* [Data for this exercise]:
'''

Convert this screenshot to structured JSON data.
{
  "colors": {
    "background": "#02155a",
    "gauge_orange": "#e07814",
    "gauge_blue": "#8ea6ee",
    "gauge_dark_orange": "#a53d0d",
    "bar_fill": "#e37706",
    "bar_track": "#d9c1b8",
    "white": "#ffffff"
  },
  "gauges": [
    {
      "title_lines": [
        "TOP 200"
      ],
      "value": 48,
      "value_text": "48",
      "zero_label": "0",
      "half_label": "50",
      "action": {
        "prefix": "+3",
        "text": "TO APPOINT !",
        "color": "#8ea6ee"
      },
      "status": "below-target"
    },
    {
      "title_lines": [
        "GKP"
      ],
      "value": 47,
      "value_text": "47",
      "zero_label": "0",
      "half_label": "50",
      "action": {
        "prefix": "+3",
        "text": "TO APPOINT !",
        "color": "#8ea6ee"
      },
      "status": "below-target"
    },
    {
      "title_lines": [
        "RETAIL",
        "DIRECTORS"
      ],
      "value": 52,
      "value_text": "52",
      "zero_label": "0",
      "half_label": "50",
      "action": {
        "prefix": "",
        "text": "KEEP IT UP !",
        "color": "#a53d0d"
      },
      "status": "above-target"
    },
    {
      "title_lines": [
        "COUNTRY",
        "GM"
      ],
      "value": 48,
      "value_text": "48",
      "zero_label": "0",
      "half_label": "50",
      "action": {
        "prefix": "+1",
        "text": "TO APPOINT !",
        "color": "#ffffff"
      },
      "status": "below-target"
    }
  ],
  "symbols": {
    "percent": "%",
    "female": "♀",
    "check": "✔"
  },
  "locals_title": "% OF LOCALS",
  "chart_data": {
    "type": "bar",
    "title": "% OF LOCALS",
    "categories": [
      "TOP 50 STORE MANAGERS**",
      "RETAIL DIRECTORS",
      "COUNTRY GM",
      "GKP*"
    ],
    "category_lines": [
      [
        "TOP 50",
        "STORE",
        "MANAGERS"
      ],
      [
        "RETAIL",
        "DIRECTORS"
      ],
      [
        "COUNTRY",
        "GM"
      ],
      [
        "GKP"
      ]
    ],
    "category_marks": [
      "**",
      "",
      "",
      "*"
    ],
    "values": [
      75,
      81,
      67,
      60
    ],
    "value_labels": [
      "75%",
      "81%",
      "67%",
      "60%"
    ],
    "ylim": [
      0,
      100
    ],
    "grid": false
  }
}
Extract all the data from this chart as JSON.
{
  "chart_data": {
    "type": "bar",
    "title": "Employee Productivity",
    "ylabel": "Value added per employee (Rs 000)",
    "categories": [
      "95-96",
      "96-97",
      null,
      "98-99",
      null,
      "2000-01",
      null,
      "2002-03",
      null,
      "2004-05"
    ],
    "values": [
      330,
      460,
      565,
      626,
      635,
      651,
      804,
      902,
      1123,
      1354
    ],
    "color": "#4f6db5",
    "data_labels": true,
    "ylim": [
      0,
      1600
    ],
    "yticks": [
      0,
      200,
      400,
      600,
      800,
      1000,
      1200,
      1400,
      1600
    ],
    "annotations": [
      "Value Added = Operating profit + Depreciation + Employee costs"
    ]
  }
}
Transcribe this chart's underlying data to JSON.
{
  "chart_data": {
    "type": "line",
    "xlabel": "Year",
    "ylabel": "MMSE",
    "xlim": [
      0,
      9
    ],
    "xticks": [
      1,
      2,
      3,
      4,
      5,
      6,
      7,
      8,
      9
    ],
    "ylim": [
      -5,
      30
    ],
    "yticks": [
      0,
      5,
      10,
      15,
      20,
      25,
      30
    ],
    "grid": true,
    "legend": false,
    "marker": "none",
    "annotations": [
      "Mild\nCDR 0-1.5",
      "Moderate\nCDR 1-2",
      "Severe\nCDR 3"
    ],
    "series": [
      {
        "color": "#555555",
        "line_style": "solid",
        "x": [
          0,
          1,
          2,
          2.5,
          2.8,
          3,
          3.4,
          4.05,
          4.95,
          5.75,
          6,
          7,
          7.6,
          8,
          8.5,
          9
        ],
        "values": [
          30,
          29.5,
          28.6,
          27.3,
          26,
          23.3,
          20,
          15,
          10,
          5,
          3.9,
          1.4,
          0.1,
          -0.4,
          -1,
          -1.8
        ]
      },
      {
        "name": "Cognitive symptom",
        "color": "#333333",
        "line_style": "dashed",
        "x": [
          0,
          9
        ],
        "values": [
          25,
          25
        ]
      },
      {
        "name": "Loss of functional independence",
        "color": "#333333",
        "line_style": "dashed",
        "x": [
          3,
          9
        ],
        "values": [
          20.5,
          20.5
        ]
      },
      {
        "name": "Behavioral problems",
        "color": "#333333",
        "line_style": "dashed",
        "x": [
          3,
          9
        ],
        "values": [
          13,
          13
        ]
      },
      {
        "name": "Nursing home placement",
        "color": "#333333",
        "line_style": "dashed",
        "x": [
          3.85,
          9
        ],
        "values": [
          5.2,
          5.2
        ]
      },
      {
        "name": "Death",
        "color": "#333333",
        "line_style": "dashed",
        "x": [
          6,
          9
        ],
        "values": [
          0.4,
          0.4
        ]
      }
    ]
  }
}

'''

* [What you need to do]:
Extract the full set of entries word for word.

* [The response]:
Convert this screenshot to structured JSON data.
{
  "colors": {
    "background": "#02155a",
    "gauge_orange": "#e07814",
    "gauge_blue": "#8ea6ee",
    "gauge_dark_orange": "#a53d0d",
    "bar_fill": "#e37706",
    "bar_track": "#d9c1b8",
    "white": "#ffffff"
  },
  "gauges": [
    {
      "title_lines": [
        "TOP 200"
      ],
      "value": 48,
      "value_text": "48",
      "zero_label": "0",
      "half_label": "50",
      "action": {
        "prefix": "+3",
        "text": "TO APPOINT !",
        "color": "#8ea6ee"
      },
      "status": "below-target"
    },
    {
      "title_lines": [
        "GKP"
      ],
      "value": 47,
      "value_text": "47",
      "zero_label": "0",
      "half_label": "50",
      "action": {
        "prefix": "+3",
        "text": "TO APPOINT !",
        "color": "#8ea6ee"
      },
      "status": "below-target"
    },
    {
      "title_lines": [
        "RETAIL",
        "DIRECTORS"
      ],
      "value": 52,
      "value_text": "52",
      "zero_label": "0",
      "half_label": "50",
      "action": {
        "prefix": "",
        "text": "KEEP IT UP !",
        "color": "#a53d0d"
      },
      "status": "above-target"
    },
    {
      "title_lines": [
        "COUNTRY",
        "GM"
      ],
      "value": 48,
      "value_text": "48",
      "zero_label": "0",
      "half_label": "50",
      "action": {
        "prefix": "+1",
        "text": "TO APPOINT !",
        "color": "#ffffff"
      },
      "status": "below-target"
    }
  ],
  "symbols": {
    "percent": "%",
    "female": "♀",
    "check": "✔"
  },
  "locals_title": "% OF LOCALS",
  "chart_data": {
    "type": "bar",
    "title": "% OF LOCALS",
    "categories": [
      "TOP 50 STORE MANAGERS**",
      "RETAIL DIRECTORS",
      "COUNTRY GM",
      "GKP*"
    ],
    "category_lines": [
      [
        "TOP 50",
        "STORE",
        "MANAGERS"
      ],
      [
        "RETAIL",
        "DIRECTORS"
      ],
      [
        "COUNTRY",
        "GM"
      ],
      [
        "GKP"
      ]
    ],
    "category_marks": [
      "**",
      "",
      "",
      "*"
    ],
    "values": [
      75,
      81,
      67,
      60
    ],
    "value_labels": [
      "75%",
      "81%",
      "67%",
      "60%"
    ],
    "ylim": [
      0,
      100
    ],
    "grid": false
  }
}
Extract all the data from this chart as JSON.
{
  "chart_data": {
    "type": "bar",
    "title": "Employee Productivity",
    "ylabel": "Value added per employee (Rs 000)",
    "categories": [
      "95-96",
      "96-97",
      null,
      "98-99",
      null,
      "2000-01",
      null,
      "2002-03",
      null,
      "2004-05"
    ],
    "values": [
      330,
      460,
      565,
      626,
      635,
      651,
      804,
      902,
      1123,
      1354
    ],
    "color": "#4f6db5",
    "data_labels": true,
    "ylim": [
      0,
      1600
    ],
    "yticks": [
      0,
      200,
      400,
      600,
      800,
      1000,
      1200,
      1400,
      1600
    ],
    "annotations": [
      "Value Added = Operating profit + Depreciation + Employee costs"
    ]
  }
}
Transcribe this chart's underlying data to JSON.
{
  "chart_data": {
    "type": "line",
    "xlabel": "Year",
    "ylabel": "MMSE",
    "xlim": [
      0,
      9
    ],
    "xticks": [
      1,
      2,
      3,
      4,
      5,
      6,
      7,
      8,
      9
    ],
    "ylim": [
      -5,
      30
    ],
    "yticks": [
      0,
      5,
      10,
      15,
      20,
      25,
      30
    ],
    "grid": true,
    "legend": false,
    "marker": "none",
    "annotations": [
      "Mild\nCDR 0-1.5",
      "Moderate\nCDR 1-2",
      "Severe\nCDR 3"
    ],
    "series": [
      {
        "color": "#555555",
        "line_style": "solid",
        "x": [
          0,
          1,
          2,
          2.5,
          2.8,
          3,
          3.4,
          4.05,
          4.95,
          5.75,
          6,
          7,
          7.6,
          8,
          8.5,
          9
        ],
        "values": [
          30,
          29.5,
          28.6,
          27.3,
          26,
          23.3,
          20,
          15,
          10,
          5,
          3.9,
          1.4,
          0.1,
          -0.4,
          -1,
          -1.8
        ]
      },
      {
        "name": "Cognitive symptom",
        "color": "#333333",
        "line_style": "dashed",
        "x": [
          0,
          9
        ],
        "values": [
          25,
          25
        ]
      },
      {
        "name": "Loss of functional independence",
        "color": "#333333",
        "line_style": "dashed",
        "x": [
          3,
          9
        ],
        "values": [
          20.5,
          20.5
        ]
      },
      {
        "name": "Behavioral problems",
        "color": "#333333",
        "line_style": "dashed",
        "x": [
          3,
          9
        ],
        "values": [
          13,
          13
        ]
      },
      {
        "name": "Nursing home placement",
        "color": "#333333",
        "line_style": "dashed",
        "x": [
          3.85,
          9
        ],
        "values": [
          5.2,
          5.2
        ]
      },
      {
        "name": "Death",
        "color": "#333333",
        "line_style": "dashed",
        "x": [
          6,
          9
        ],
        "values": [
          0.4,
          0.4
        ]
      }
    ]
  }
}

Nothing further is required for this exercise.